● Stated goal: Repeat, exactly and completely, the material that follows. Omit the pictures.

● Exercise input:
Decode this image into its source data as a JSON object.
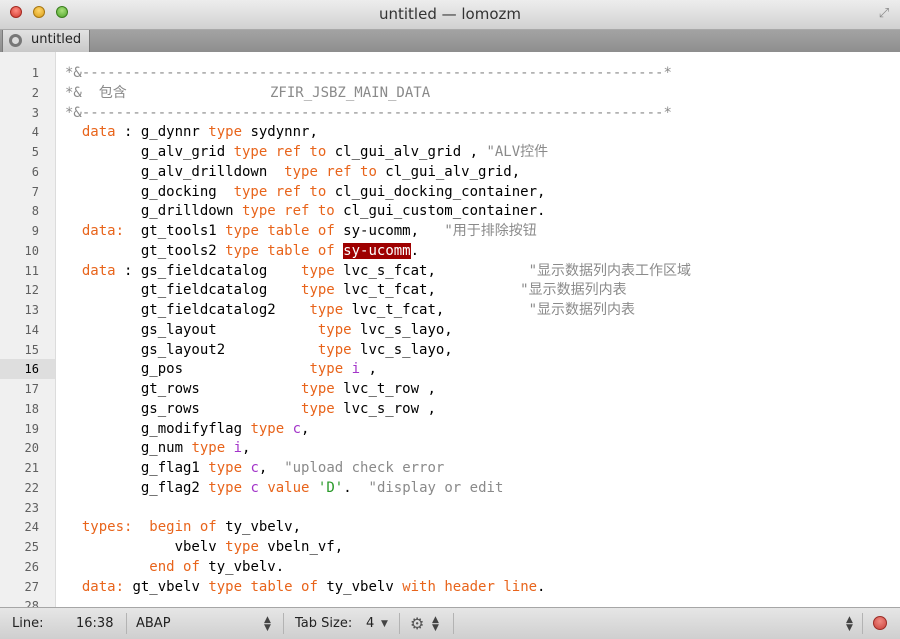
{
  "window": {
    "title": "untitled — lomozm"
  },
  "tabs": [
    {
      "label": "untitled"
    }
  ],
  "editor": {
    "current_line": 16,
    "lines": [
      {
        "n": "1",
        "tokens": [
          {
            "t": "*&---------------------------------------------------------------------*",
            "c": "cm"
          }
        ]
      },
      {
        "n": "2",
        "tokens": [
          {
            "t": "*&  包含                 ZFIR_JSBZ_MAIN_DATA",
            "c": "cm"
          }
        ]
      },
      {
        "n": "3",
        "tokens": [
          {
            "t": "*&---------------------------------------------------------------------*",
            "c": "cm"
          }
        ]
      },
      {
        "n": "4",
        "tokens": [
          {
            "t": "  "
          },
          {
            "t": "data",
            "c": "kw"
          },
          {
            "t": " : g_dynnr "
          },
          {
            "t": "type",
            "c": "kw"
          },
          {
            "t": " sydynnr,"
          }
        ]
      },
      {
        "n": "5",
        "tokens": [
          {
            "t": "         g_alv_grid "
          },
          {
            "t": "type ref to",
            "c": "kw"
          },
          {
            "t": " cl_gui_alv_grid , "
          },
          {
            "t": "\"ALV控件",
            "c": "cm"
          }
        ]
      },
      {
        "n": "6",
        "tokens": [
          {
            "t": "         g_alv_drilldown  "
          },
          {
            "t": "type ref to",
            "c": "kw"
          },
          {
            "t": " cl_gui_alv_grid,"
          }
        ]
      },
      {
        "n": "7",
        "tokens": [
          {
            "t": "         g_docking  "
          },
          {
            "t": "type ref to",
            "c": "kw"
          },
          {
            "t": " cl_gui_docking_container,"
          }
        ]
      },
      {
        "n": "8",
        "tokens": [
          {
            "t": "         g_drilldown "
          },
          {
            "t": "type ref to",
            "c": "kw"
          },
          {
            "t": " cl_gui_custom_container."
          }
        ]
      },
      {
        "n": "9",
        "tokens": [
          {
            "t": "  "
          },
          {
            "t": "data:",
            "c": "kw"
          },
          {
            "t": "  gt_tools1 "
          },
          {
            "t": "type table of",
            "c": "kw"
          },
          {
            "t": " sy-ucomm,   "
          },
          {
            "t": "\"用于排除按钮",
            "c": "cm"
          }
        ]
      },
      {
        "n": "10",
        "tokens": [
          {
            "t": "         gt_tools2 "
          },
          {
            "t": "type table of",
            "c": "kw"
          },
          {
            "t": " "
          },
          {
            "t": "sy-ucomm",
            "c": "hl"
          },
          {
            "t": "."
          }
        ]
      },
      {
        "n": "11",
        "tokens": [
          {
            "t": "  "
          },
          {
            "t": "data",
            "c": "kw"
          },
          {
            "t": " : gs_fieldcatalog    "
          },
          {
            "t": "type",
            "c": "kw"
          },
          {
            "t": " lvc_s_fcat,           "
          },
          {
            "t": "\"显示数据列内表工作区域",
            "c": "cm"
          }
        ]
      },
      {
        "n": "12",
        "tokens": [
          {
            "t": "         gt_fieldcatalog    "
          },
          {
            "t": "type",
            "c": "kw"
          },
          {
            "t": " lvc_t_fcat,          "
          },
          {
            "t": "\"显示数据列内表",
            "c": "cm"
          }
        ]
      },
      {
        "n": "13",
        "tokens": [
          {
            "t": "         gt_fieldcatalog2    "
          },
          {
            "t": "type",
            "c": "kw"
          },
          {
            "t": " lvc_t_fcat,          "
          },
          {
            "t": "\"显示数据列内表",
            "c": "cm"
          }
        ]
      },
      {
        "n": "14",
        "tokens": [
          {
            "t": "         gs_layout            "
          },
          {
            "t": "type",
            "c": "kw"
          },
          {
            "t": " lvc_s_layo,"
          }
        ]
      },
      {
        "n": "15",
        "tokens": [
          {
            "t": "         gs_layout2           "
          },
          {
            "t": "type",
            "c": "kw"
          },
          {
            "t": " lvc_s_layo,"
          }
        ]
      },
      {
        "n": "16",
        "tokens": [
          {
            "t": "         g_pos               "
          },
          {
            "t": "type",
            "c": "kw"
          },
          {
            "t": " "
          },
          {
            "t": "i",
            "c": "tp"
          },
          {
            "t": " ,"
          }
        ]
      },
      {
        "n": "17",
        "tokens": [
          {
            "t": "         gt_rows            "
          },
          {
            "t": "type",
            "c": "kw"
          },
          {
            "t": " lvc_t_row ,"
          }
        ]
      },
      {
        "n": "18",
        "tokens": [
          {
            "t": "         gs_rows            "
          },
          {
            "t": "type",
            "c": "kw"
          },
          {
            "t": " lvc_s_row ,"
          }
        ]
      },
      {
        "n": "19",
        "tokens": [
          {
            "t": "         g_modifyflag "
          },
          {
            "t": "type",
            "c": "kw"
          },
          {
            "t": " "
          },
          {
            "t": "c",
            "c": "tp"
          },
          {
            "t": ","
          }
        ]
      },
      {
        "n": "20",
        "tokens": [
          {
            "t": "         g_num "
          },
          {
            "t": "type",
            "c": "kw"
          },
          {
            "t": " "
          },
          {
            "t": "i",
            "c": "tp"
          },
          {
            "t": ","
          }
        ]
      },
      {
        "n": "21",
        "tokens": [
          {
            "t": "         g_flag1 "
          },
          {
            "t": "type",
            "c": "kw"
          },
          {
            "t": " "
          },
          {
            "t": "c",
            "c": "tp"
          },
          {
            "t": ",  "
          },
          {
            "t": "\"upload check error",
            "c": "cm"
          }
        ]
      },
      {
        "n": "22",
        "tokens": [
          {
            "t": "         g_flag2 "
          },
          {
            "t": "type",
            "c": "kw"
          },
          {
            "t": " "
          },
          {
            "t": "c",
            "c": "tp"
          },
          {
            "t": " "
          },
          {
            "t": "value",
            "c": "kw"
          },
          {
            "t": " "
          },
          {
            "t": "'D'",
            "c": "st"
          },
          {
            "t": ".  "
          },
          {
            "t": "\"display or edit",
            "c": "cm"
          }
        ]
      },
      {
        "n": "23",
        "tokens": []
      },
      {
        "n": "24",
        "tokens": [
          {
            "t": "  "
          },
          {
            "t": "types:",
            "c": "kw"
          },
          {
            "t": "  "
          },
          {
            "t": "begin of",
            "c": "kw"
          },
          {
            "t": " ty_vbelv,"
          }
        ]
      },
      {
        "n": "25",
        "tokens": [
          {
            "t": "             vbelv "
          },
          {
            "t": "type",
            "c": "kw"
          },
          {
            "t": " vbeln_vf,"
          }
        ]
      },
      {
        "n": "26",
        "tokens": [
          {
            "t": "          "
          },
          {
            "t": "end of",
            "c": "kw"
          },
          {
            "t": " ty_vbelv."
          }
        ]
      },
      {
        "n": "27",
        "tokens": [
          {
            "t": "  "
          },
          {
            "t": "data:",
            "c": "kw"
          },
          {
            "t": " gt_vbelv "
          },
          {
            "t": "type table of",
            "c": "kw"
          },
          {
            "t": " ty_vbelv "
          },
          {
            "t": "with header line",
            "c": "kw"
          },
          {
            "t": "."
          }
        ]
      },
      {
        "n": "28",
        "tokens": []
      }
    ]
  },
  "status": {
    "line_label": "Line:",
    "position": "16:38",
    "language": "ABAP",
    "tab_size_label": "Tab Size:",
    "tab_size": "4"
  },
  "icons": {
    "tab_close": "tab-close-icon",
    "settings": "gear-icon",
    "record": "record-icon",
    "fullscreen": "fullscreen-icon"
  }
}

● Answer:
Decode this image into its source data as a JSON object.
{
  "window": {
    "title": "untitled — lomozm"
  },
  "tabs": [
    {
      "label": "untitled"
    }
  ],
  "editor": {
    "current_line": 16,
    "lines": [
      {
        "n": "1",
        "tokens": [
          {
            "t": "*&---------------------------------------------------------------------*",
            "c": "cm"
          }
        ]
      },
      {
        "n": "2",
        "tokens": [
          {
            "t": "*&  包含                 ZFIR_JSBZ_MAIN_DATA",
            "c": "cm"
          }
        ]
      },
      {
        "n": "3",
        "tokens": [
          {
            "t": "*&---------------------------------------------------------------------*",
            "c": "cm"
          }
        ]
      },
      {
        "n": "4",
        "tokens": [
          {
            "t": "  "
          },
          {
            "t": "data",
            "c": "kw"
          },
          {
            "t": " : g_dynnr "
          },
          {
            "t": "type",
            "c": "kw"
          },
          {
            "t": " sydynnr,"
          }
        ]
      },
      {
        "n": "5",
        "tokens": [
          {
            "t": "         g_alv_grid "
          },
          {
            "t": "type ref to",
            "c": "kw"
          },
          {
            "t": " cl_gui_alv_grid , "
          },
          {
            "t": "\"ALV控件",
            "c": "cm"
          }
        ]
      },
      {
        "n": "6",
        "tokens": [
          {
            "t": "         g_alv_drilldown  "
          },
          {
            "t": "type ref to",
            "c": "kw"
          },
          {
            "t": " cl_gui_alv_grid,"
          }
        ]
      },
      {
        "n": "7",
        "tokens": [
          {
            "t": "         g_docking  "
          },
          {
            "t": "type ref to",
            "c": "kw"
          },
          {
            "t": " cl_gui_docking_container,"
          }
        ]
      },
      {
        "n": "8",
        "tokens": [
          {
            "t": "         g_drilldown "
          },
          {
            "t": "type ref to",
            "c": "kw"
          },
          {
            "t": " cl_gui_custom_container."
          }
        ]
      },
      {
        "n": "9",
        "tokens": [
          {
            "t": "  "
          },
          {
            "t": "data:",
            "c": "kw"
          },
          {
            "t": "  gt_tools1 "
          },
          {
            "t": "type table of",
            "c": "kw"
          },
          {
            "t": " sy-ucomm,   "
          },
          {
            "t": "\"用于排除按钮",
            "c": "cm"
          }
        ]
      },
      {
        "n": "10",
        "tokens": [
          {
            "t": "         gt_tools2 "
          },
          {
            "t": "type table of",
            "c": "kw"
          },
          {
            "t": " "
          },
          {
            "t": "sy-ucomm",
            "c": "hl"
          },
          {
            "t": "."
          }
        ]
      },
      {
        "n": "11",
        "tokens": [
          {
            "t": "  "
          },
          {
            "t": "data",
            "c": "kw"
          },
          {
            "t": " : gs_fieldcatalog    "
          },
          {
            "t": "type",
            "c": "kw"
          },
          {
            "t": " lvc_s_fcat,           "
          },
          {
            "t": "\"显示数据列内表工作区域",
            "c": "cm"
          }
        ]
      },
      {
        "n": "12",
        "tokens": [
          {
            "t": "         gt_fieldcatalog    "
          },
          {
            "t": "type",
            "c": "kw"
          },
          {
            "t": " lvc_t_fcat,          "
          },
          {
            "t": "\"显示数据列内表",
            "c": "cm"
          }
        ]
      },
      {
        "n": "13",
        "tokens": [
          {
            "t": "         gt_fieldcatalog2    "
          },
          {
            "t": "type",
            "c": "kw"
          },
          {
            "t": " lvc_t_fcat,          "
          },
          {
            "t": "\"显示数据列内表",
            "c": "cm"
          }
        ]
      },
      {
        "n": "14",
        "tokens": [
          {
            "t": "         gs_layout            "
          },
          {
            "t": "type",
            "c": "kw"
          },
          {
            "t": " lvc_s_layo,"
          }
        ]
      },
      {
        "n": "15",
        "tokens": [
          {
            "t": "         gs_layout2           "
          },
          {
            "t": "type",
            "c": "kw"
          },
          {
            "t": " lvc_s_layo,"
          }
        ]
      },
      {
        "n": "16",
        "tokens": [
          {
            "t": "         g_pos               "
          },
          {
            "t": "type",
            "c": "kw"
          },
          {
            "t": " "
          },
          {
            "t": "i",
            "c": "tp"
          },
          {
            "t": " ,"
          }
        ]
      },
      {
        "n": "17",
        "tokens": [
          {
            "t": "         gt_rows            "
          },
          {
            "t": "type",
            "c": "kw"
          },
          {
            "t": " lvc_t_row ,"
          }
        ]
      },
      {
        "n": "18",
        "tokens": [
          {
            "t": "         gs_rows            "
          },
          {
            "t": "type",
            "c": "kw"
          },
          {
            "t": " lvc_s_row ,"
          }
        ]
      },
      {
        "n": "19",
        "tokens": [
          {
            "t": "         g_modifyflag "
          },
          {
            "t": "type",
            "c": "kw"
          },
          {
            "t": " "
          },
          {
            "t": "c",
            "c": "tp"
          },
          {
            "t": ","
          }
        ]
      },
      {
        "n": "20",
        "tokens": [
          {
            "t": "         g_num "
          },
          {
            "t": "type",
            "c": "kw"
          },
          {
            "t": " "
          },
          {
            "t": "i",
            "c": "tp"
          },
          {
            "t": ","
          }
        ]
      },
      {
        "n": "21",
        "tokens": [
          {
            "t": "         g_flag1 "
          },
          {
            "t": "type",
            "c": "kw"
          },
          {
            "t": " "
          },
          {
            "t": "c",
            "c": "tp"
          },
          {
            "t": ",  "
          },
          {
            "t": "\"upload check error",
            "c": "cm"
          }
        ]
      },
      {
        "n": "22",
        "tokens": [
          {
            "t": "         g_flag2 "
          },
          {
            "t": "type",
            "c": "kw"
          },
          {
            "t": " "
          },
          {
            "t": "c",
            "c": "tp"
          },
          {
            "t": " "
          },
          {
            "t": "value",
            "c": "kw"
          },
          {
            "t": " "
          },
          {
            "t": "'D'",
            "c": "st"
          },
          {
            "t": ".  "
          },
          {
            "t": "\"display or edit",
            "c": "cm"
          }
        ]
      },
      {
        "n": "23",
        "tokens": []
      },
      {
        "n": "24",
        "tokens": [
          {
            "t": "  "
          },
          {
            "t": "types:",
            "c": "kw"
          },
          {
            "t": "  "
          },
          {
            "t": "begin of",
            "c": "kw"
          },
          {
            "t": " ty_vbelv,"
          }
        ]
      },
      {
        "n": "25",
        "tokens": [
          {
            "t": "             vbelv "
          },
          {
            "t": "type",
            "c": "kw"
          },
          {
            "t": " vbeln_vf,"
          }
        ]
      },
      {
        "n": "26",
        "tokens": [
          {
            "t": "          "
          },
          {
            "t": "end of",
            "c": "kw"
          },
          {
            "t": " ty_vbelv."
          }
        ]
      },
      {
        "n": "27",
        "tokens": [
          {
            "t": "  "
          },
          {
            "t": "data:",
            "c": "kw"
          },
          {
            "t": " gt_vbelv "
          },
          {
            "t": "type table of",
            "c": "kw"
          },
          {
            "t": " ty_vbelv "
          },
          {
            "t": "with header line",
            "c": "kw"
          },
          {
            "t": "."
          }
        ]
      },
      {
        "n": "28",
        "tokens": []
      }
    ]
  },
  "status": {
    "line_label": "Line:",
    "position": "16:38",
    "language": "ABAP",
    "tab_size_label": "Tab Size:",
    "tab_size": "4"
  },
  "icons": {
    "tab_close": "tab-close-icon",
    "settings": "gear-icon",
    "record": "record-icon",
    "fullscreen": "fullscreen-icon"
  }
}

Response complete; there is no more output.